Dataset records:
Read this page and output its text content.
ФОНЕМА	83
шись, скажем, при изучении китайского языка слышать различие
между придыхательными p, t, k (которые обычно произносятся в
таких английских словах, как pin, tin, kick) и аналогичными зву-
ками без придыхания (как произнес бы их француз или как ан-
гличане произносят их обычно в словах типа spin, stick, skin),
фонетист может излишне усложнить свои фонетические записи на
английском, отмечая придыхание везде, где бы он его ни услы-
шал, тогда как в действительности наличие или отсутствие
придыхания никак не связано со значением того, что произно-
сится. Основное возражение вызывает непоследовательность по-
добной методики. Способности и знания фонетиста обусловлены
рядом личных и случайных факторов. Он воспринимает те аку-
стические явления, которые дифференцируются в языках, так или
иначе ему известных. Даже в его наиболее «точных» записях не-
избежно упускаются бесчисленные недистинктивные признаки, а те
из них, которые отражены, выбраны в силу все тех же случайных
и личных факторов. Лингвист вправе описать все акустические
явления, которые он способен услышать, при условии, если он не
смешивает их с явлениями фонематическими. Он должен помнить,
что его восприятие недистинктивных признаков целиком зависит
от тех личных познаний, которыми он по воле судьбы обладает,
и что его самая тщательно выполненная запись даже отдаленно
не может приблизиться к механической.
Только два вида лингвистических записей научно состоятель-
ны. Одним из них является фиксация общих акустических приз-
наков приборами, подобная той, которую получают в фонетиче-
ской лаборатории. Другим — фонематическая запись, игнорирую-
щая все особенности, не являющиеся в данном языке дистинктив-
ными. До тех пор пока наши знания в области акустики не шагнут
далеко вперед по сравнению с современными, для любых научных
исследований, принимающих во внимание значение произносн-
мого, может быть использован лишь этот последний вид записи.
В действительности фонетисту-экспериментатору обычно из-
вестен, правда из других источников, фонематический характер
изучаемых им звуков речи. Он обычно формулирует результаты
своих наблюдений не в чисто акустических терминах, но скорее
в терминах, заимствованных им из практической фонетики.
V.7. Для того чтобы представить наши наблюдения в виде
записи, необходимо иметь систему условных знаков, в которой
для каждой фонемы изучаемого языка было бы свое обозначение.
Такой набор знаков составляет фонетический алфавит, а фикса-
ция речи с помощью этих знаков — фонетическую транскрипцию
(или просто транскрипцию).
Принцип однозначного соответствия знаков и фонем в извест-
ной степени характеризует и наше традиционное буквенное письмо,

Exercise instructions: Each entry above is to be quoted exactly.

Finished exercise:
Read this page and output its text content.
ФОНЕМА	83
шись, скажем, при изучении китайского языка слышать различие
между придыхательными p, t, k (которые обычно произносятся в
таких английских словах, как pin, tin, kick) и аналогичными зву-
ками без придыхания (как произнес бы их француз или как ан-
гличане произносят их обычно в словах типа spin, stick, skin),
фонетист может излишне усложнить свои фонетические записи на
английском, отмечая придыхание везде, где бы он его ни услы-
шал, тогда как в действительности наличие или отсутствие
придыхания никак не связано со значением того, что произно-
сится. Основное возражение вызывает непоследовательность по-
добной методики. Способности и знания фонетиста обусловлены
рядом личных и случайных факторов. Он воспринимает те аку-
стические явления, которые дифференцируются в языках, так или
иначе ему известных. Даже в его наиболее «точных» записях не-
избежно упускаются бесчисленные недистинктивные признаки, а те
из них, которые отражены, выбраны в силу все тех же случайных
и личных факторов. Лингвист вправе описать все акустические
явления, которые он способен услышать, при условии, если он не
смешивает их с явлениями фонематическими. Он должен помнить,
что его восприятие недистинктивных признаков целиком зависит
от тех личных познаний, которыми он по воле судьбы обладает,
и что его самая тщательно выполненная запись даже отдаленно
не может приблизиться к механической.
Только два вида лингвистических записей научно состоятель-
ны. Одним из них является фиксация общих акустических приз-
наков приборами, подобная той, которую получают в фонетиче-
ской лаборатории. Другим — фонематическая запись, игнорирую-
щая все особенности, не являющиеся в данном языке дистинктив-
ными. До тех пор пока наши знания в области акустики не шагнут
далеко вперед по сравнению с современными, для любых научных
исследований, принимающих во внимание значение произносн-
мого, может быть использован лишь этот последний вид записи.
В действительности фонетисту-экспериментатору обычно из-
вестен, правда из других источников, фонематический характер
изучаемых им звуков речи. Он обычно формулирует результаты
своих наблюдений не в чисто акустических терминах, но скорее
в терминах, заимствованных им из практической фонетики.
V.7. Для того чтобы представить наши наблюдения в виде
записи, необходимо иметь систему условных знаков, в которой
для каждой фонемы изучаемого языка было бы свое обозначение.
Такой набор знаков составляет фонетический алфавит, а фикса-
ция речи с помощью этих знаков — фонетическую транскрипцию
(или просто транскрипцию).
Принцип однозначного соответствия знаков и фонем в извест-
ной степени характеризует и наше традиционное буквенное письмо,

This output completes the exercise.